EXERCISE REQUIREMENTS:
Every line of the data must be copied exactly.

[Figure dataset records]
+-------+
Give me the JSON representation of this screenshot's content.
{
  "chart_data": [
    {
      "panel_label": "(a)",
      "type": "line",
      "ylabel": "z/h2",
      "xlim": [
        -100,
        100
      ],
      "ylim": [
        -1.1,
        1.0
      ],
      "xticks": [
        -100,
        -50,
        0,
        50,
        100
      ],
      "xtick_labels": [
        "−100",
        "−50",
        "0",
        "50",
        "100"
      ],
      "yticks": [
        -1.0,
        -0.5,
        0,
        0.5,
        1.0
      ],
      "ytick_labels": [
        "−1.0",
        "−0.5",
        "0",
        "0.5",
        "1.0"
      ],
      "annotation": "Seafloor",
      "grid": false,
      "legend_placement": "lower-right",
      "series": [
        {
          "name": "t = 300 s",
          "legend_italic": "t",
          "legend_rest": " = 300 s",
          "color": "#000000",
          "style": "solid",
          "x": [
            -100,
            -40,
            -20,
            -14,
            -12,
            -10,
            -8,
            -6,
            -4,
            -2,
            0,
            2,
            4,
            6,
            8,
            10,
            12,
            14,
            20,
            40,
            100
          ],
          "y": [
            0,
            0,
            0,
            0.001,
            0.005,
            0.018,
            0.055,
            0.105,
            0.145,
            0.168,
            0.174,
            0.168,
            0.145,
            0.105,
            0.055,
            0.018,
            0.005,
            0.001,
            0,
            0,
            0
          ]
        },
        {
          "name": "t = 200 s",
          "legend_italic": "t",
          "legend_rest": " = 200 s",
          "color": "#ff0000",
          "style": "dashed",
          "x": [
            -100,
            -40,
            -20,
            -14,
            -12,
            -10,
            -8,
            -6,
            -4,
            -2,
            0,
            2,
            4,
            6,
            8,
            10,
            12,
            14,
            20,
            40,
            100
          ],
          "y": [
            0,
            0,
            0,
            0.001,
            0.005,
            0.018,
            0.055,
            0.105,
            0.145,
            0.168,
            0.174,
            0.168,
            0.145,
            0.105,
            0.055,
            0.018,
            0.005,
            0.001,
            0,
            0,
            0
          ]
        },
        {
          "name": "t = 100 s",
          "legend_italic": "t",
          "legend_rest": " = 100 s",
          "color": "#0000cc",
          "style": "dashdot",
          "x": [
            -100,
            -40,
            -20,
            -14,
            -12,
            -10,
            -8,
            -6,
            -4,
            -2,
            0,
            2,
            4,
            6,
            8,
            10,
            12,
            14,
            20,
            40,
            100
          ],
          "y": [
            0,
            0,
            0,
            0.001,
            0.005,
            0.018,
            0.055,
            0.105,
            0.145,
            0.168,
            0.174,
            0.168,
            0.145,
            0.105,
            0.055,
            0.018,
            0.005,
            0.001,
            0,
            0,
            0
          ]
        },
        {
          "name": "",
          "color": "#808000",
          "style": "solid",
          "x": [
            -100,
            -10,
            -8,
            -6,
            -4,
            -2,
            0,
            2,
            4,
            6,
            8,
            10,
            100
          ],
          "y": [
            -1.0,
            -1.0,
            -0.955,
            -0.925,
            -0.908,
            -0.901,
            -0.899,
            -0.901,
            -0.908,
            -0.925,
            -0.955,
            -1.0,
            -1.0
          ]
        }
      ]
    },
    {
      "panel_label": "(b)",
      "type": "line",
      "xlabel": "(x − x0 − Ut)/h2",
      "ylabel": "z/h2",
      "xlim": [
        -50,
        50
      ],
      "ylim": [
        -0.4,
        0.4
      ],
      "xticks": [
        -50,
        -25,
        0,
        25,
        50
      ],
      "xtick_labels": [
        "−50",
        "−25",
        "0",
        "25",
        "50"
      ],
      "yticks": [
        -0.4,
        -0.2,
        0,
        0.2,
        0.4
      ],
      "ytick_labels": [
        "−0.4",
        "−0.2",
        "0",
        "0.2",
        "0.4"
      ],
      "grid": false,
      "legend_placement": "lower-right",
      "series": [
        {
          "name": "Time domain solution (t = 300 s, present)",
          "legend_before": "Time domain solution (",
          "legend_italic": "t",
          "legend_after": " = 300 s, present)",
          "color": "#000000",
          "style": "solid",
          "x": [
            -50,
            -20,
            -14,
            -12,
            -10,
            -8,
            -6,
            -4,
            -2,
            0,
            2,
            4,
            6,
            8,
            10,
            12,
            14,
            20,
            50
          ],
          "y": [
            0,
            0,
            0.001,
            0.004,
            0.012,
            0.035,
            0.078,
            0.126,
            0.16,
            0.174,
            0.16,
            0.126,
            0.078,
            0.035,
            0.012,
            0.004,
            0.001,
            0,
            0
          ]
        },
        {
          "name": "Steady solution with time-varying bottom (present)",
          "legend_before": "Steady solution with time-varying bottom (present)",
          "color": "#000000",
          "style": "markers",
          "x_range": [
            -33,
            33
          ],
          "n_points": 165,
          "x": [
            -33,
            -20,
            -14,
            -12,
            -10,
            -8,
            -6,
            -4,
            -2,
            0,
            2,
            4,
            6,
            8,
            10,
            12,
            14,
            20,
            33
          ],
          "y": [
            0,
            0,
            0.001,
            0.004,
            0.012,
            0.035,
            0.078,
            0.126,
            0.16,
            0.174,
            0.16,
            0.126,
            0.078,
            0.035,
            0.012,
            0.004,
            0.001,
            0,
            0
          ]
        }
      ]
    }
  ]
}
+-------+
WRITTEN REPLY:
Give me the JSON representation of this screenshot's content.
{
  "chart_data": [
    {
      "panel_label": "(a)",
      "type": "line",
      "ylabel": "z/h2",
      "xlim": [
        -100,
        100
      ],
      "ylim": [
        -1.1,
        1.0
      ],
      "xticks": [
        -100,
        -50,
        0,
        50,
        100
      ],
      "xtick_labels": [
        "−100",
        "−50",
        "0",
        "50",
        "100"
      ],
      "yticks": [
        -1.0,
        -0.5,
        0,
        0.5,
        1.0
      ],
      "ytick_labels": [
        "−1.0",
        "−0.5",
        "0",
        "0.5",
        "1.0"
      ],
      "annotation": "Seafloor",
      "grid": false,
      "legend_placement": "lower-right",
      "series": [
        {
          "name": "t = 300 s",
          "legend_italic": "t",
          "legend_rest": " = 300 s",
          "color": "#000000",
          "style": "solid",
          "x": [
            -100,
            -40,
            -20,
            -14,
            -12,
            -10,
            -8,
            -6,
            -4,
            -2,
            0,
            2,
            4,
            6,
            8,
            10,
            12,
            14,
            20,
            40,
            100
          ],
          "y": [
            0,
            0,
            0,
            0.001,
            0.005,
            0.018,
            0.055,
            0.105,
            0.145,
            0.168,
            0.174,
            0.168,
            0.145,
            0.105,
            0.055,
            0.018,
            0.005,
            0.001,
            0,
            0,
            0
          ]
        },
        {
          "name": "t = 200 s",
          "legend_italic": "t",
          "legend_rest": " = 200 s",
          "color": "#ff0000",
          "style": "dashed",
          "x": [
            -100,
            -40,
            -20,
            -14,
            -12,
            -10,
            -8,
            -6,
            -4,
            -2,
            0,
            2,
            4,
            6,
            8,
            10,
            12,
            14,
            20,
            40,
            100
          ],
          "y": [
            0,
            0,
            0,
            0.001,
            0.005,
            0.018,
            0.055,
            0.105,
            0.145,
            0.168,
            0.174,
            0.168,
            0.145,
            0.105,
            0.055,
            0.018,
            0.005,
            0.001,
            0,
            0,
            0
          ]
        },
        {
          "name": "t = 100 s",
          "legend_italic": "t",
          "legend_rest": " = 100 s",
          "color": "#0000cc",
          "style": "dashdot",
          "x": [
            -100,
            -40,
            -20,
            -14,
            -12,
            -10,
            -8,
            -6,
            -4,
            -2,
            0,
            2,
            4,
            6,
            8,
            10,
            12,
            14,
            20,
            40,
            100
          ],
          "y": [
            0,
            0,
            0,
            0.001,
            0.005,
            0.018,
            0.055,
            0.105,
            0.145,
            0.168,
            0.174,
            0.168,
            0.145,
            0.105,
            0.055,
            0.018,
            0.005,
            0.001,
            0,
            0,
            0
          ]
        },
        {
          "name": "",
          "color": "#808000",
          "style": "solid",
          "x": [
            -100,
            -10,
            -8,
            -6,
            -4,
            -2,
            0,
            2,
            4,
            6,
            8,
            10,
            100
          ],
          "y": [
            -1.0,
            -1.0,
            -0.955,
            -0.925,
            -0.908,
            -0.901,
            -0.899,
            -0.901,
            -0.908,
            -0.925,
            -0.955,
            -1.0,
            -1.0
          ]
        }
      ]
    },
    {
      "panel_label": "(b)",
      "type": "line",
      "xlabel": "(x − x0 − Ut)/h2",
      "ylabel": "z/h2",
      "xlim": [
        -50,
        50
      ],
      "ylim": [
        -0.4,
        0.4
      ],
      "xticks": [
        -50,
        -25,
        0,
        25,
        50
      ],
      "xtick_labels": [
        "−50",
        "−25",
        "0",
        "25",
        "50"
      ],
      "yticks": [
        -0.4,
        -0.2,
        0,
        0.2,
        0.4
      ],
      "ytick_labels": [
        "−0.4",
        "−0.2",
        "0",
        "0.2",
        "0.4"
      ],
      "grid": false,
      "legend_placement": "lower-right",
      "series": [
        {
          "name": "Time domain solution (t = 300 s, present)",
          "legend_before": "Time domain solution (",
          "legend_italic": "t",
          "legend_after": " = 300 s, present)",
          "color": "#000000",
          "style": "solid",
          "x": [
            -50,
            -20,
            -14,
            -12,
            -10,
            -8,
            -6,
            -4,
            -2,
            0,
            2,
            4,
            6,
            8,
            10,
            12,
            14,
            20,
            50
          ],
          "y": [
            0,
            0,
            0.001,
            0.004,
            0.012,
            0.035,
            0.078,
            0.126,
            0.16,
            0.174,
            0.16,
            0.126,
            0.078,
            0.035,
            0.012,
            0.004,
            0.001,
            0,
            0
          ]
        },
        {
          "name": "Steady solution with time-varying bottom (present)",
          "legend_before": "Steady solution with time-varying bottom (present)",
          "color": "#000000",
          "style": "markers",
          "x_range": [
            -33,
            33
          ],
          "n_points": 165,
          "x": [
            -33,
            -20,
            -14,
            -12,
            -10,
            -8,
            -6,
            -4,
            -2,
            0,
            2,
            4,
            6,
            8,
            10,
            12,
            14,
            20,
            33
          ],
          "y": [
            0,
            0,
            0.001,
            0.004,
            0.012,
            0.035,
            0.078,
            0.126,
            0.16,
            0.174,
            0.16,
            0.126,
            0.078,
            0.035,
            0.012,
            0.004,
            0.001,
            0,
            0
          ]
        }
      ]
    }
  ]
}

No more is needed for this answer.